What is asked: Return the count of lines that hold the string "good", with no other words.

Dataset entries:
++++++++++

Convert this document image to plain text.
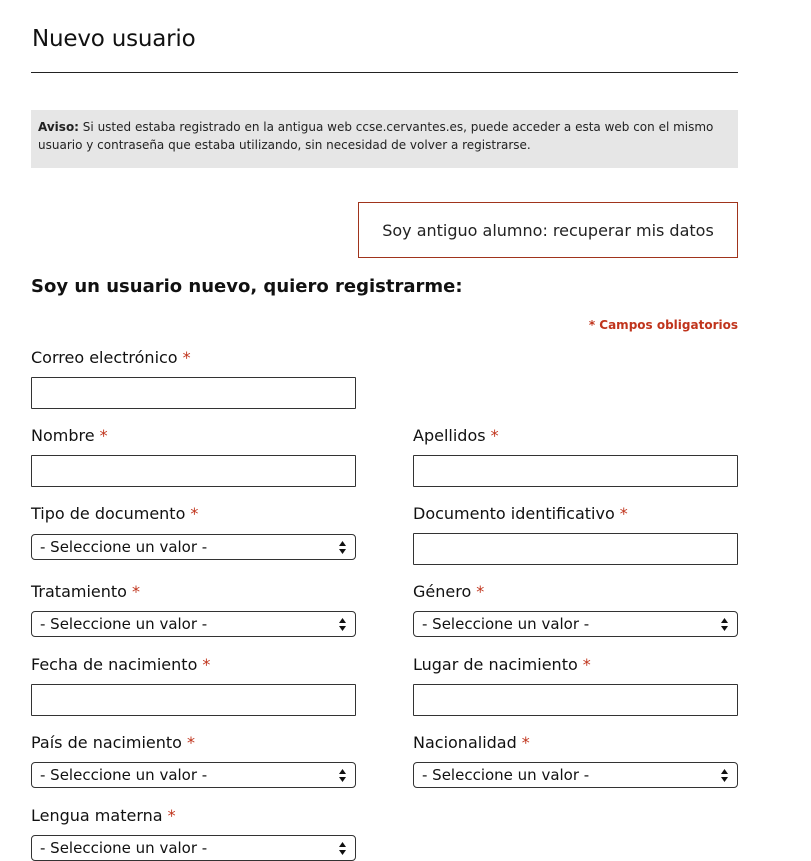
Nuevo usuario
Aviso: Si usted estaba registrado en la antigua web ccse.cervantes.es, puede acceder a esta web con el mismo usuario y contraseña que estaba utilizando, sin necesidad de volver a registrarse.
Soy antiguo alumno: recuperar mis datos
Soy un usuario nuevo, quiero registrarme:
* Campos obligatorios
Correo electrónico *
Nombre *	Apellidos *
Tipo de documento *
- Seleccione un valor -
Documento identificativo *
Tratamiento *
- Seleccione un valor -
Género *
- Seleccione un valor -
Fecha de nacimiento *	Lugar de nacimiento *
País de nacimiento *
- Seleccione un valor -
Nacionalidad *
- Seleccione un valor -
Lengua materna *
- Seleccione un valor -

++++++++++

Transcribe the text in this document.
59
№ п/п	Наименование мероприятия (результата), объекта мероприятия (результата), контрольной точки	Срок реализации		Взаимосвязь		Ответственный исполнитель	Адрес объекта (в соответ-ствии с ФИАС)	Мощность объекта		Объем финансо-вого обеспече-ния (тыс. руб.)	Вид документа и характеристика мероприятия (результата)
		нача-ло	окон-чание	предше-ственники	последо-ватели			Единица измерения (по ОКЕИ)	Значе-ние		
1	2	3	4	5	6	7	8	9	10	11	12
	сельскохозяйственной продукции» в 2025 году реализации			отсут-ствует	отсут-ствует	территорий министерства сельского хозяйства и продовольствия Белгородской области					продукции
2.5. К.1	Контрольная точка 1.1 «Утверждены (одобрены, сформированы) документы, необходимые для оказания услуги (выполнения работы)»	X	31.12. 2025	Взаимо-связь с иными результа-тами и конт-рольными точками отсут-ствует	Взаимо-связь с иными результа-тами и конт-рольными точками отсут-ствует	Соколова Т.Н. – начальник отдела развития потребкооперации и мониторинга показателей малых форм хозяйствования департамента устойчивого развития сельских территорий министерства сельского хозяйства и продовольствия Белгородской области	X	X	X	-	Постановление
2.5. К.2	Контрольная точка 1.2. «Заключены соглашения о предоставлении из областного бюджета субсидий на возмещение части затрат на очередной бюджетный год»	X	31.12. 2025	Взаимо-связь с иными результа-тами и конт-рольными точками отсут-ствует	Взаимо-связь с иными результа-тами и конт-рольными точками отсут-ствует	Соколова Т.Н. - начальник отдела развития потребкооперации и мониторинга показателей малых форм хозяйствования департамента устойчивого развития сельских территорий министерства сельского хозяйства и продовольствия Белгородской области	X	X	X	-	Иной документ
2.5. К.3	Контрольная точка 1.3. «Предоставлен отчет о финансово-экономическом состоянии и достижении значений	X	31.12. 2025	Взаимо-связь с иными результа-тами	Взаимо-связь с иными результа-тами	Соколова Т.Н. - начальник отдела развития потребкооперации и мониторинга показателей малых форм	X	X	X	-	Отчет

++++++++++

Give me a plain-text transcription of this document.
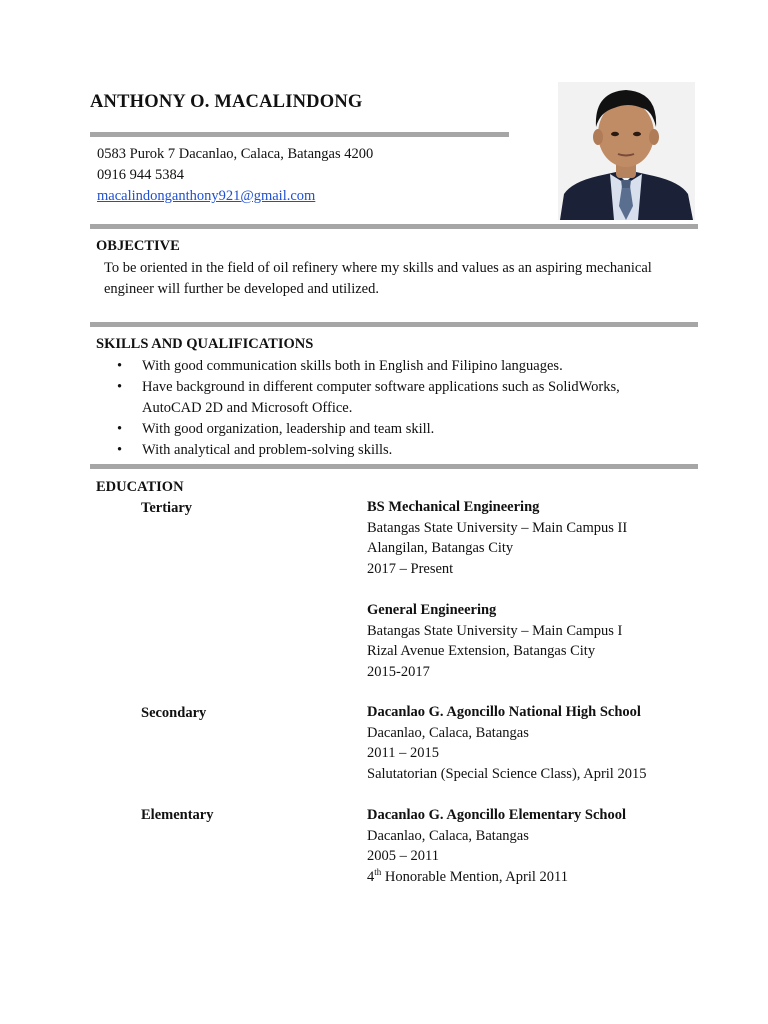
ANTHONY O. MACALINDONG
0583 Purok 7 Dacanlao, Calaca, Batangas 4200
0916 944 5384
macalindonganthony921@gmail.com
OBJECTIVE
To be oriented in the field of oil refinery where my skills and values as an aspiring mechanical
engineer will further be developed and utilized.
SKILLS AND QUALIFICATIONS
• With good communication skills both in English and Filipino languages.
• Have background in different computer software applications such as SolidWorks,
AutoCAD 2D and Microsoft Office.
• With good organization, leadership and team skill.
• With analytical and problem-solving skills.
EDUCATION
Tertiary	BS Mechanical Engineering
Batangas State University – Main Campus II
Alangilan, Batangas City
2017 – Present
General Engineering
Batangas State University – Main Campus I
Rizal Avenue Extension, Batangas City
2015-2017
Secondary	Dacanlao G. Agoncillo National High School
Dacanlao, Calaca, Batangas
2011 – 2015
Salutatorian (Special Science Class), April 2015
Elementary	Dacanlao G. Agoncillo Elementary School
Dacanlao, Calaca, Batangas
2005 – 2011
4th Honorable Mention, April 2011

++++++++++

Result below: 2